What is asked: In the listing that follows, count every line with the word "this" in it and write only the total.

Records for processing:
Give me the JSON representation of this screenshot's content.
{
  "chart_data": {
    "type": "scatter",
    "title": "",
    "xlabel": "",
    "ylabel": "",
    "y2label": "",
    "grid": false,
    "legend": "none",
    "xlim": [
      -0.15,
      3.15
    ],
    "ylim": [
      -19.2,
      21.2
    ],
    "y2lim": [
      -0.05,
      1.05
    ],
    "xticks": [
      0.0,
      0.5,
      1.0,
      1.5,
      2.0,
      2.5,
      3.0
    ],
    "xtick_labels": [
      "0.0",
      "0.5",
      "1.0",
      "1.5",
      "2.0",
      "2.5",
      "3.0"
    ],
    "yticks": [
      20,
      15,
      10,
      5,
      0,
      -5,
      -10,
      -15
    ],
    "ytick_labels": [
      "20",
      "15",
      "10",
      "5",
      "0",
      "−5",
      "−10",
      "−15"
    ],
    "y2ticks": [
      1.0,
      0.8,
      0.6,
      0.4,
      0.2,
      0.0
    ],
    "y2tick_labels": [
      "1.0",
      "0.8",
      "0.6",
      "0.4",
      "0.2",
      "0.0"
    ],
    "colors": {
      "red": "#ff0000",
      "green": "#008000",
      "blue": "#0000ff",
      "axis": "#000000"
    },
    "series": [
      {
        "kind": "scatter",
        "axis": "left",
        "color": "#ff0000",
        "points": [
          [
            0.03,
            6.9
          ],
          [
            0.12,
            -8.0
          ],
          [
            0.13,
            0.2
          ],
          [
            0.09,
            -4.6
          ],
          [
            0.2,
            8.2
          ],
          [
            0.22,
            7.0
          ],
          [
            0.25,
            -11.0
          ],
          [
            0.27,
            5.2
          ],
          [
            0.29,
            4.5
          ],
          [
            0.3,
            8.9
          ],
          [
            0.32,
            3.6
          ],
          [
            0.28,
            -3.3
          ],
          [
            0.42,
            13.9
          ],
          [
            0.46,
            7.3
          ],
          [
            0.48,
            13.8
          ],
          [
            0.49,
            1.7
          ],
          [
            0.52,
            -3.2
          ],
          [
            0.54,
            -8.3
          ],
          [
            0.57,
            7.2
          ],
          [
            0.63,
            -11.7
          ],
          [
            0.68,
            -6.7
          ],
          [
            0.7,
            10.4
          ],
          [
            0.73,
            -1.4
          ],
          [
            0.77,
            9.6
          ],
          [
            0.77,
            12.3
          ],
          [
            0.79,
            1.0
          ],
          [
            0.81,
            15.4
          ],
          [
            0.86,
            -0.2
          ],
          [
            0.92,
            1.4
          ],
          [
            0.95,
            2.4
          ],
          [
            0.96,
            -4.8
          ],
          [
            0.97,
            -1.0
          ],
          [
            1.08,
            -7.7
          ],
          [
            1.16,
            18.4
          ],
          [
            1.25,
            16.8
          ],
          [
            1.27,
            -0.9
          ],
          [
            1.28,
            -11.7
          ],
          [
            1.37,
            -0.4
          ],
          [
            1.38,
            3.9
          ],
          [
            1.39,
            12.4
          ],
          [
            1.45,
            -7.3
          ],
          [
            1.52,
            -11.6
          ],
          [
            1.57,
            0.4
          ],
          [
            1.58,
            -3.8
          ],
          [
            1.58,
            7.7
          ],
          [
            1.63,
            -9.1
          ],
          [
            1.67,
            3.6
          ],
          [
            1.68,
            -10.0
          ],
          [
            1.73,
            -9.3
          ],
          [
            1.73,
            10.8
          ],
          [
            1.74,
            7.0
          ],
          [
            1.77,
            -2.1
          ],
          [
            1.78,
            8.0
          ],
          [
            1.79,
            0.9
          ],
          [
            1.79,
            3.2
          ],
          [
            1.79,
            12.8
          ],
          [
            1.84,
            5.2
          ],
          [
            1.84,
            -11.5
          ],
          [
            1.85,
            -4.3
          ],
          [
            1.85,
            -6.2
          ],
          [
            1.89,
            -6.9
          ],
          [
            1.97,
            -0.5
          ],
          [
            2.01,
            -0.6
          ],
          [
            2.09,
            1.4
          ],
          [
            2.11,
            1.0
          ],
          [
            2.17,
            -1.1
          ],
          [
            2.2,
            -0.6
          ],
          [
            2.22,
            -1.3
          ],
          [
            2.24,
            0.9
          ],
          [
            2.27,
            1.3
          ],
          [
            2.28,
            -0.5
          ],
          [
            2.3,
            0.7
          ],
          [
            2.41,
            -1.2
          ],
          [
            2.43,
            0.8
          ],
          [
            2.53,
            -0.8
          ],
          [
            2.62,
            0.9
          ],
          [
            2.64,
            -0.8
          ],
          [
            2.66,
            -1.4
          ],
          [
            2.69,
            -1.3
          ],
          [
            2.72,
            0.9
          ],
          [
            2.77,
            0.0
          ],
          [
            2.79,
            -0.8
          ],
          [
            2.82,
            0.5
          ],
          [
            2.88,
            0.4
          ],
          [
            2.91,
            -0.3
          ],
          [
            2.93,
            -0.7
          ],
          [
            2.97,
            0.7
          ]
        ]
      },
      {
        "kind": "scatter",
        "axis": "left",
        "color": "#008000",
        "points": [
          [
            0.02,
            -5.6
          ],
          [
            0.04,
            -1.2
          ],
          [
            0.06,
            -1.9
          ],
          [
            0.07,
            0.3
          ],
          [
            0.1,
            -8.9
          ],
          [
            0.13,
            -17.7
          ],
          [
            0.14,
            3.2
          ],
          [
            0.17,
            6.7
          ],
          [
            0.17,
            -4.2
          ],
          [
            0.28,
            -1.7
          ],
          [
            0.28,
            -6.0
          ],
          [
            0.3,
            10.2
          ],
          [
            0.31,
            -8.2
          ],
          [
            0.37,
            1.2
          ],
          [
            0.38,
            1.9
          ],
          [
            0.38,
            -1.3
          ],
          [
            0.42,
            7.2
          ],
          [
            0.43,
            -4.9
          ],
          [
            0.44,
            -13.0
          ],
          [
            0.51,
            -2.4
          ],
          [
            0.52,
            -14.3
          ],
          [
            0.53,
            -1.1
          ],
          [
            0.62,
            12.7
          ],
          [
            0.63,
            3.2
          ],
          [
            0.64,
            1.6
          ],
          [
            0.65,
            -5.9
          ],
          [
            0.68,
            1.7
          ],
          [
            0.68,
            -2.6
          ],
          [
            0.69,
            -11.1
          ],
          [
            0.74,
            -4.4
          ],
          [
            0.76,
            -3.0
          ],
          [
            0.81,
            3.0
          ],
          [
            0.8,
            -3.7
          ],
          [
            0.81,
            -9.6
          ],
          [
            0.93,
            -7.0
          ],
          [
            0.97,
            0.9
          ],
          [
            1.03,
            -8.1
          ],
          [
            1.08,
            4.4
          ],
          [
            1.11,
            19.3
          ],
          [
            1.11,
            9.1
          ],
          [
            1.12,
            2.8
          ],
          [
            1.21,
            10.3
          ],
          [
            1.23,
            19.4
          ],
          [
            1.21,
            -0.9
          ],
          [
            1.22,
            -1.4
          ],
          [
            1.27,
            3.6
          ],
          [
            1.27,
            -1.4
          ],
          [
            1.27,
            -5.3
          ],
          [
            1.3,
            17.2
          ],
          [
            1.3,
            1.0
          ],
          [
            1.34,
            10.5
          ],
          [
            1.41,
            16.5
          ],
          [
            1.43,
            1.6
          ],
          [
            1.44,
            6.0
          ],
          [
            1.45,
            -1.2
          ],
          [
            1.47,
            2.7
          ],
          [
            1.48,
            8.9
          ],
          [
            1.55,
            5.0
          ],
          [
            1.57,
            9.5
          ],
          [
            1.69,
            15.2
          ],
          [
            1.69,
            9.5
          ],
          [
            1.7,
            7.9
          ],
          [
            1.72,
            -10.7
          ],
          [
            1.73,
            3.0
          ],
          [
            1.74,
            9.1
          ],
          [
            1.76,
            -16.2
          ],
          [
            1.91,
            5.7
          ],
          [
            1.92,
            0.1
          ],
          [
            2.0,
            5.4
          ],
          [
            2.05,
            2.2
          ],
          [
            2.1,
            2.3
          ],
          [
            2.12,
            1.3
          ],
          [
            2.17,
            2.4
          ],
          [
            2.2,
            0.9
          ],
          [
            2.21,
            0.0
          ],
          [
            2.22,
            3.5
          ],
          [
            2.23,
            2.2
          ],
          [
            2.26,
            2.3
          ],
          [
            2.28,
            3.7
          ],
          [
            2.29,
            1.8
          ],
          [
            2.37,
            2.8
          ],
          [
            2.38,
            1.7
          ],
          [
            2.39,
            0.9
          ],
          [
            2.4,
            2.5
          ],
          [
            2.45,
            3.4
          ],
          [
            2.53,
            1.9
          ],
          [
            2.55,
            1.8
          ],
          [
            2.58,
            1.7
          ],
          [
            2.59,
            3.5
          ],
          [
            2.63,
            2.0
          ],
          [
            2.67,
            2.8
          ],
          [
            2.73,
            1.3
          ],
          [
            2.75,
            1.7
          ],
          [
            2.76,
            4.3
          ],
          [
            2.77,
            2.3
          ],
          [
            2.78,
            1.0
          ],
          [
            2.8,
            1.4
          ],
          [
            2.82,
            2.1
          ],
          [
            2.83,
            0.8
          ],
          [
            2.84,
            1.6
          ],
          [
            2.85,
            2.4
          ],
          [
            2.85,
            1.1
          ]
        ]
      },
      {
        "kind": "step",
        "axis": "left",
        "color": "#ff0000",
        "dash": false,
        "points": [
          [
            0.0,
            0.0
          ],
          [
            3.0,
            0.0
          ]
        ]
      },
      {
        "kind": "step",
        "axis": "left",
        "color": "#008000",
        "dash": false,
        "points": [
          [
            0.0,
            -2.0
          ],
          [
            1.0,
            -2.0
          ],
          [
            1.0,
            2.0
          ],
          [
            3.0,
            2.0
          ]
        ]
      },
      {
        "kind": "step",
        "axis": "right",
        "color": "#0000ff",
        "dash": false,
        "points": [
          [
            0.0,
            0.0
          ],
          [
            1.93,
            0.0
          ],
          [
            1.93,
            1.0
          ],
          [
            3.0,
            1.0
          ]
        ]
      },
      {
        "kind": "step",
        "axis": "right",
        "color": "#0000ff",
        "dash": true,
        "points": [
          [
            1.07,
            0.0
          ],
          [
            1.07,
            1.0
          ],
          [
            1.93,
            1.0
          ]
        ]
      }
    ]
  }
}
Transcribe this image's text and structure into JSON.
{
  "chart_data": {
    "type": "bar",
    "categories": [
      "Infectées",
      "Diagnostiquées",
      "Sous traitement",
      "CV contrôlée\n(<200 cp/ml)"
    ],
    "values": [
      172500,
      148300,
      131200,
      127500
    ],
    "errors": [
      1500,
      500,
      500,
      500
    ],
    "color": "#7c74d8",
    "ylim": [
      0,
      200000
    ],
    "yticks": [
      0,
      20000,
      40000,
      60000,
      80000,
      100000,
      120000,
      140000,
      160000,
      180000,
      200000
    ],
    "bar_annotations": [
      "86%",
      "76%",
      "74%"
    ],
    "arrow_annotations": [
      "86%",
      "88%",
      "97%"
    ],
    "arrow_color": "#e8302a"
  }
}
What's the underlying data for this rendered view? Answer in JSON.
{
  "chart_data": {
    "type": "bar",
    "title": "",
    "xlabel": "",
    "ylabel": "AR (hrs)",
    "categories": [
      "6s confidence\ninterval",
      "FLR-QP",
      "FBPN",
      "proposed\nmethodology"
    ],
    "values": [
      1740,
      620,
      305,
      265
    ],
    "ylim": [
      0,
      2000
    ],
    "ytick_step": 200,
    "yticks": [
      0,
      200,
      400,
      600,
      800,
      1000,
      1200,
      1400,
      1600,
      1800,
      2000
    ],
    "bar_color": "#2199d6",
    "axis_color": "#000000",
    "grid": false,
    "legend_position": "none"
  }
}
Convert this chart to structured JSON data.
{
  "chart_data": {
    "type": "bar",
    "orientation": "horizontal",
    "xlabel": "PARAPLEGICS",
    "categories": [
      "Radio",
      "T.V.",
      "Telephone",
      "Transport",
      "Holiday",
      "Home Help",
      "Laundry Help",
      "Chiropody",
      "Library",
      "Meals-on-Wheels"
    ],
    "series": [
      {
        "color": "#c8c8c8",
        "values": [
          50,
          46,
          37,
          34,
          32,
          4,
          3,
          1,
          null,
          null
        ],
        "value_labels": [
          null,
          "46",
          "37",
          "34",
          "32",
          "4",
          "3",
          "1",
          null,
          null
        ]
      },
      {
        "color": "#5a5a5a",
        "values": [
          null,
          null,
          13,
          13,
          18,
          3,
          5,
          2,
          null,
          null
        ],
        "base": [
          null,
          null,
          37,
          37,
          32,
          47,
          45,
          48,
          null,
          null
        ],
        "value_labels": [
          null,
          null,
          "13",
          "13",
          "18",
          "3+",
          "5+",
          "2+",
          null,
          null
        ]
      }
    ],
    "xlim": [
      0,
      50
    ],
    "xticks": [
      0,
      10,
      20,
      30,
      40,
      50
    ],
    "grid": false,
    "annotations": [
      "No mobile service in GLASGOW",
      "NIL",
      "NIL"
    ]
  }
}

Expected answer: 4